Records excerpted from a collection
★ ★ ★ ★ ★ ★ ★

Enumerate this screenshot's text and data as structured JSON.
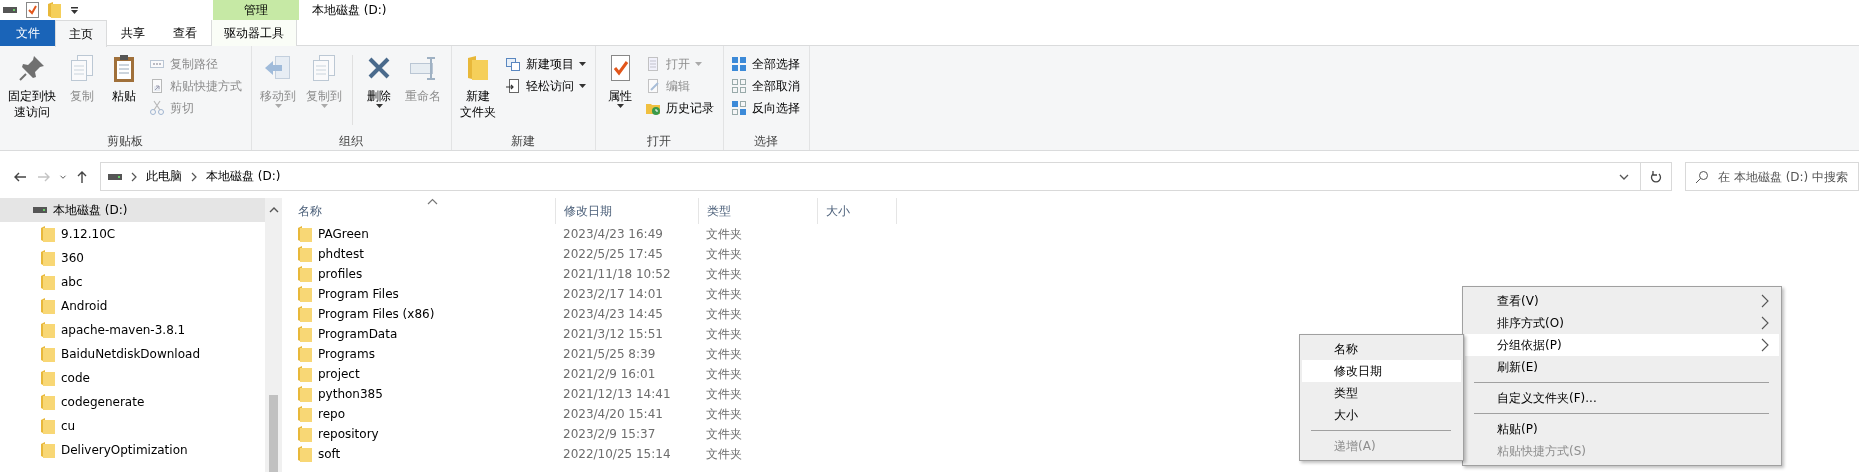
{
  "title_bar": {
    "title": "本地磁盘 (D:)",
    "contextual_group": "管理"
  },
  "tabs": [
    {
      "label": "文件",
      "kind": "file",
      "selected": false
    },
    {
      "label": "主页",
      "kind": "tab",
      "selected": true
    },
    {
      "label": "共享",
      "kind": "tab",
      "selected": false
    },
    {
      "label": "查看",
      "kind": "tab",
      "selected": false
    },
    {
      "label": "驱动器工具",
      "kind": "contextual",
      "selected": false
    }
  ],
  "ribbon": {
    "groups": [
      {
        "label": "剪贴板",
        "items": [
          {
            "kind": "large",
            "lines": [
              "固定到快",
              "速访问"
            ],
            "disabled": false,
            "dropdown": false
          },
          {
            "kind": "large",
            "lines": [
              "复制"
            ],
            "disabled": true,
            "dropdown": false
          },
          {
            "kind": "large",
            "lines": [
              "粘贴"
            ],
            "disabled": false,
            "dropdown": false
          },
          {
            "kind": "stack",
            "buttons": [
              {
                "label": "复制路径",
                "disabled": true,
                "dropdown": false
              },
              {
                "label": "粘贴快捷方式",
                "disabled": true,
                "dropdown": false
              },
              {
                "label": "剪切",
                "disabled": true,
                "dropdown": false
              }
            ]
          }
        ]
      },
      {
        "label": "组织",
        "items": [
          {
            "kind": "large",
            "lines": [
              "移动到"
            ],
            "disabled": true,
            "dropdown": true
          },
          {
            "kind": "large",
            "lines": [
              "复制到"
            ],
            "disabled": true,
            "dropdown": true
          },
          {
            "kind": "divider"
          },
          {
            "kind": "large",
            "lines": [
              "删除"
            ],
            "disabled": false,
            "dropdown": true
          },
          {
            "kind": "large",
            "lines": [
              "重命名"
            ],
            "disabled": true,
            "dropdown": false
          }
        ]
      },
      {
        "label": "新建",
        "items": [
          {
            "kind": "large",
            "lines": [
              "新建",
              "文件夹"
            ],
            "disabled": false,
            "dropdown": false
          },
          {
            "kind": "stack",
            "buttons": [
              {
                "label": "新建项目",
                "disabled": false,
                "dropdown": true
              },
              {
                "label": "轻松访问",
                "disabled": false,
                "dropdown": true
              }
            ]
          }
        ]
      },
      {
        "label": "打开",
        "items": [
          {
            "kind": "large",
            "lines": [
              "属性"
            ],
            "disabled": false,
            "dropdown": true
          },
          {
            "kind": "stack",
            "buttons": [
              {
                "label": "打开",
                "disabled": true,
                "dropdown": true
              },
              {
                "label": "编辑",
                "disabled": true,
                "dropdown": false
              },
              {
                "label": "历史记录",
                "disabled": false,
                "dropdown": false
              }
            ]
          }
        ]
      },
      {
        "label": "选择",
        "items": [
          {
            "kind": "stack",
            "buttons": [
              {
                "label": "全部选择",
                "disabled": false,
                "dropdown": false
              },
              {
                "label": "全部取消",
                "disabled": false,
                "dropdown": false
              },
              {
                "label": "反向选择",
                "disabled": false,
                "dropdown": false
              }
            ]
          }
        ]
      }
    ]
  },
  "navigation": {
    "buttons": [
      {
        "kind": "back",
        "disabled": false
      },
      {
        "kind": "forward",
        "disabled": true
      },
      {
        "kind": "recent",
        "disabled": false
      },
      {
        "kind": "up",
        "disabled": false
      }
    ],
    "crumbs": [
      "此电脑",
      "本地磁盘 (D:)"
    ],
    "search": {
      "placeholder": "在 本地磁盘 (D:) 中搜索"
    }
  },
  "sidebar": {
    "items": [
      {
        "label": "本地磁盘 (D:)",
        "kind": "drive",
        "selected": true,
        "children": [
          {
            "label": "9.12.10C",
            "kind": "folder",
            "selected": false
          },
          {
            "label": "360",
            "kind": "folder",
            "selected": false
          },
          {
            "label": "abc",
            "kind": "folder",
            "selected": false
          },
          {
            "label": "Android",
            "kind": "folder",
            "selected": false
          },
          {
            "label": "apache-maven-3.8.1",
            "kind": "folder",
            "selected": false
          },
          {
            "label": "BaiduNetdiskDownload",
            "kind": "folder",
            "selected": false
          },
          {
            "label": "code",
            "kind": "folder",
            "selected": false
          },
          {
            "label": "codegenerate",
            "kind": "folder",
            "selected": false
          },
          {
            "label": "cu",
            "kind": "folder",
            "selected": false
          },
          {
            "label": "DeliveryOptimization",
            "kind": "folder",
            "selected": false
          }
        ]
      }
    ]
  },
  "file_list": {
    "columns": [
      {
        "label": "名称",
        "sorted": true
      },
      {
        "label": "修改日期",
        "sorted": false
      },
      {
        "label": "类型",
        "sorted": false
      },
      {
        "label": "大小",
        "sorted": false
      }
    ],
    "rows": [
      {
        "name": "PAGreen",
        "modified": "2023/4/23 16:49",
        "type": "文件夹"
      },
      {
        "name": "phdtest",
        "modified": "2022/5/25 17:45",
        "type": "文件夹"
      },
      {
        "name": "profiles",
        "modified": "2021/11/18 10:52",
        "type": "文件夹"
      },
      {
        "name": "Program Files",
        "modified": "2023/2/17 14:01",
        "type": "文件夹"
      },
      {
        "name": "Program Files (x86)",
        "modified": "2023/4/23 14:45",
        "type": "文件夹"
      },
      {
        "name": "ProgramData",
        "modified": "2021/3/12 15:51",
        "type": "文件夹"
      },
      {
        "name": "Programs",
        "modified": "2021/5/25 8:39",
        "type": "文件夹"
      },
      {
        "name": "project",
        "modified": "2021/2/9 16:01",
        "type": "文件夹"
      },
      {
        "name": "python385",
        "modified": "2021/12/13 14:41",
        "type": "文件夹"
      },
      {
        "name": "repo",
        "modified": "2023/4/20 15:41",
        "type": "文件夹"
      },
      {
        "name": "repository",
        "modified": "2023/2/9 15:37",
        "type": "文件夹"
      },
      {
        "name": "soft",
        "modified": "2022/10/25 15:14",
        "type": "文件夹"
      }
    ]
  },
  "context_menu": {
    "items": [
      {
        "kind": "item",
        "label": "查看(V)",
        "submenu": true,
        "highlighted": false,
        "disabled": false
      },
      {
        "kind": "item",
        "label": "排序方式(O)",
        "submenu": true,
        "highlighted": false,
        "disabled": false
      },
      {
        "kind": "item",
        "label": "分组依据(P)",
        "submenu": true,
        "highlighted": true,
        "disabled": false
      },
      {
        "kind": "item",
        "label": "刷新(E)",
        "submenu": false,
        "highlighted": false,
        "disabled": false
      },
      {
        "kind": "separator"
      },
      {
        "kind": "item",
        "label": "自定义文件夹(F)...",
        "submenu": false,
        "highlighted": false,
        "disabled": false
      },
      {
        "kind": "separator"
      },
      {
        "kind": "item",
        "label": "粘贴(P)",
        "submenu": false,
        "highlighted": false,
        "disabled": false
      },
      {
        "kind": "item",
        "label": "粘贴快捷方式(S)",
        "submenu": false,
        "highlighted": false,
        "disabled": true
      }
    ]
  },
  "submenu": {
    "items": [
      {
        "kind": "item",
        "label": "名称",
        "highlighted": false,
        "disabled": false
      },
      {
        "kind": "item",
        "label": "修改日期",
        "highlighted": true,
        "disabled": false
      },
      {
        "kind": "item",
        "label": "类型",
        "highlighted": false,
        "disabled": false
      },
      {
        "kind": "item",
        "label": "大小",
        "highlighted": false,
        "disabled": false
      },
      {
        "kind": "separator"
      },
      {
        "kind": "item",
        "label": "递增(A)",
        "highlighted": false,
        "disabled": true
      }
    ]
  }
}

★ ★ ★ ★ ★ ★ ★

Exercise objective
Images in the data above are to be skipped. Retype all other material exactly.

Response to the exercise
Enumerate this screenshot's text and data as structured JSON.
{
  "title_bar": {
    "title": "本地磁盘 (D:)",
    "contextual_group": "管理"
  },
  "tabs": [
    {
      "label": "文件",
      "kind": "file",
      "selected": false
    },
    {
      "label": "主页",
      "kind": "tab",
      "selected": true
    },
    {
      "label": "共享",
      "kind": "tab",
      "selected": false
    },
    {
      "label": "查看",
      "kind": "tab",
      "selected": false
    },
    {
      "label": "驱动器工具",
      "kind": "contextual",
      "selected": false
    }
  ],
  "ribbon": {
    "groups": [
      {
        "label": "剪贴板",
        "items": [
          {
            "kind": "large",
            "lines": [
              "固定到快",
              "速访问"
            ],
            "disabled": false,
            "dropdown": false
          },
          {
            "kind": "large",
            "lines": [
              "复制"
            ],
            "disabled": true,
            "dropdown": false
          },
          {
            "kind": "large",
            "lines": [
              "粘贴"
            ],
            "disabled": false,
            "dropdown": false
          },
          {
            "kind": "stack",
            "buttons": [
              {
                "label": "复制路径",
                "disabled": true,
                "dropdown": false
              },
              {
                "label": "粘贴快捷方式",
                "disabled": true,
                "dropdown": false
              },
              {
                "label": "剪切",
                "disabled": true,
                "dropdown": false
              }
            ]
          }
        ]
      },
      {
        "label": "组织",
        "items": [
          {
            "kind": "large",
            "lines": [
              "移动到"
            ],
            "disabled": true,
            "dropdown": true
          },
          {
            "kind": "large",
            "lines": [
              "复制到"
            ],
            "disabled": true,
            "dropdown": true
          },
          {
            "kind": "divider"
          },
          {
            "kind": "large",
            "lines": [
              "删除"
            ],
            "disabled": false,
            "dropdown": true
          },
          {
            "kind": "large",
            "lines": [
              "重命名"
            ],
            "disabled": true,
            "dropdown": false
          }
        ]
      },
      {
        "label": "新建",
        "items": [
          {
            "kind": "large",
            "lines": [
              "新建",
              "文件夹"
            ],
            "disabled": false,
            "dropdown": false
          },
          {
            "kind": "stack",
            "buttons": [
              {
                "label": "新建项目",
                "disabled": false,
                "dropdown": true
              },
              {
                "label": "轻松访问",
                "disabled": false,
                "dropdown": true
              }
            ]
          }
        ]
      },
      {
        "label": "打开",
        "items": [
          {
            "kind": "large",
            "lines": [
              "属性"
            ],
            "disabled": false,
            "dropdown": true
          },
          {
            "kind": "stack",
            "buttons": [
              {
                "label": "打开",
                "disabled": true,
                "dropdown": true
              },
              {
                "label": "编辑",
                "disabled": true,
                "dropdown": false
              },
              {
                "label": "历史记录",
                "disabled": false,
                "dropdown": false
              }
            ]
          }
        ]
      },
      {
        "label": "选择",
        "items": [
          {
            "kind": "stack",
            "buttons": [
              {
                "label": "全部选择",
                "disabled": false,
                "dropdown": false
              },
              {
                "label": "全部取消",
                "disabled": false,
                "dropdown": false
              },
              {
                "label": "反向选择",
                "disabled": false,
                "dropdown": false
              }
            ]
          }
        ]
      }
    ]
  },
  "navigation": {
    "buttons": [
      {
        "kind": "back",
        "disabled": false
      },
      {
        "kind": "forward",
        "disabled": true
      },
      {
        "kind": "recent",
        "disabled": false
      },
      {
        "kind": "up",
        "disabled": false
      }
    ],
    "crumbs": [
      "此电脑",
      "本地磁盘 (D:)"
    ],
    "search": {
      "placeholder": "在 本地磁盘 (D:) 中搜索"
    }
  },
  "sidebar": {
    "items": [
      {
        "label": "本地磁盘 (D:)",
        "kind": "drive",
        "selected": true,
        "children": [
          {
            "label": "9.12.10C",
            "kind": "folder",
            "selected": false
          },
          {
            "label": "360",
            "kind": "folder",
            "selected": false
          },
          {
            "label": "abc",
            "kind": "folder",
            "selected": false
          },
          {
            "label": "Android",
            "kind": "folder",
            "selected": false
          },
          {
            "label": "apache-maven-3.8.1",
            "kind": "folder",
            "selected": false
          },
          {
            "label": "BaiduNetdiskDownload",
            "kind": "folder",
            "selected": false
          },
          {
            "label": "code",
            "kind": "folder",
            "selected": false
          },
          {
            "label": "codegenerate",
            "kind": "folder",
            "selected": false
          },
          {
            "label": "cu",
            "kind": "folder",
            "selected": false
          },
          {
            "label": "DeliveryOptimization",
            "kind": "folder",
            "selected": false
          }
        ]
      }
    ]
  },
  "file_list": {
    "columns": [
      {
        "label": "名称",
        "sorted": true
      },
      {
        "label": "修改日期",
        "sorted": false
      },
      {
        "label": "类型",
        "sorted": false
      },
      {
        "label": "大小",
        "sorted": false
      }
    ],
    "rows": [
      {
        "name": "PAGreen",
        "modified": "2023/4/23 16:49",
        "type": "文件夹"
      },
      {
        "name": "phdtest",
        "modified": "2022/5/25 17:45",
        "type": "文件夹"
      },
      {
        "name": "profiles",
        "modified": "2021/11/18 10:52",
        "type": "文件夹"
      },
      {
        "name": "Program Files",
        "modified": "2023/2/17 14:01",
        "type": "文件夹"
      },
      {
        "name": "Program Files (x86)",
        "modified": "2023/4/23 14:45",
        "type": "文件夹"
      },
      {
        "name": "ProgramData",
        "modified": "2021/3/12 15:51",
        "type": "文件夹"
      },
      {
        "name": "Programs",
        "modified": "2021/5/25 8:39",
        "type": "文件夹"
      },
      {
        "name": "project",
        "modified": "2021/2/9 16:01",
        "type": "文件夹"
      },
      {
        "name": "python385",
        "modified": "2021/12/13 14:41",
        "type": "文件夹"
      },
      {
        "name": "repo",
        "modified": "2023/4/20 15:41",
        "type": "文件夹"
      },
      {
        "name": "repository",
        "modified": "2023/2/9 15:37",
        "type": "文件夹"
      },
      {
        "name": "soft",
        "modified": "2022/10/25 15:14",
        "type": "文件夹"
      }
    ]
  },
  "context_menu": {
    "items": [
      {
        "kind": "item",
        "label": "查看(V)",
        "submenu": true,
        "highlighted": false,
        "disabled": false
      },
      {
        "kind": "item",
        "label": "排序方式(O)",
        "submenu": true,
        "highlighted": false,
        "disabled": false
      },
      {
        "kind": "item",
        "label": "分组依据(P)",
        "submenu": true,
        "highlighted": true,
        "disabled": false
      },
      {
        "kind": "item",
        "label": "刷新(E)",
        "submenu": false,
        "highlighted": false,
        "disabled": false
      },
      {
        "kind": "separator"
      },
      {
        "kind": "item",
        "label": "自定义文件夹(F)...",
        "submenu": false,
        "highlighted": false,
        "disabled": false
      },
      {
        "kind": "separator"
      },
      {
        "kind": "item",
        "label": "粘贴(P)",
        "submenu": false,
        "highlighted": false,
        "disabled": false
      },
      {
        "kind": "item",
        "label": "粘贴快捷方式(S)",
        "submenu": false,
        "highlighted": false,
        "disabled": true
      }
    ]
  },
  "submenu": {
    "items": [
      {
        "kind": "item",
        "label": "名称",
        "highlighted": false,
        "disabled": false
      },
      {
        "kind": "item",
        "label": "修改日期",
        "highlighted": true,
        "disabled": false
      },
      {
        "kind": "item",
        "label": "类型",
        "highlighted": false,
        "disabled": false
      },
      {
        "kind": "item",
        "label": "大小",
        "highlighted": false,
        "disabled": false
      },
      {
        "kind": "separator"
      },
      {
        "kind": "item",
        "label": "递增(A)",
        "highlighted": false,
        "disabled": true
      }
    ]
  }
}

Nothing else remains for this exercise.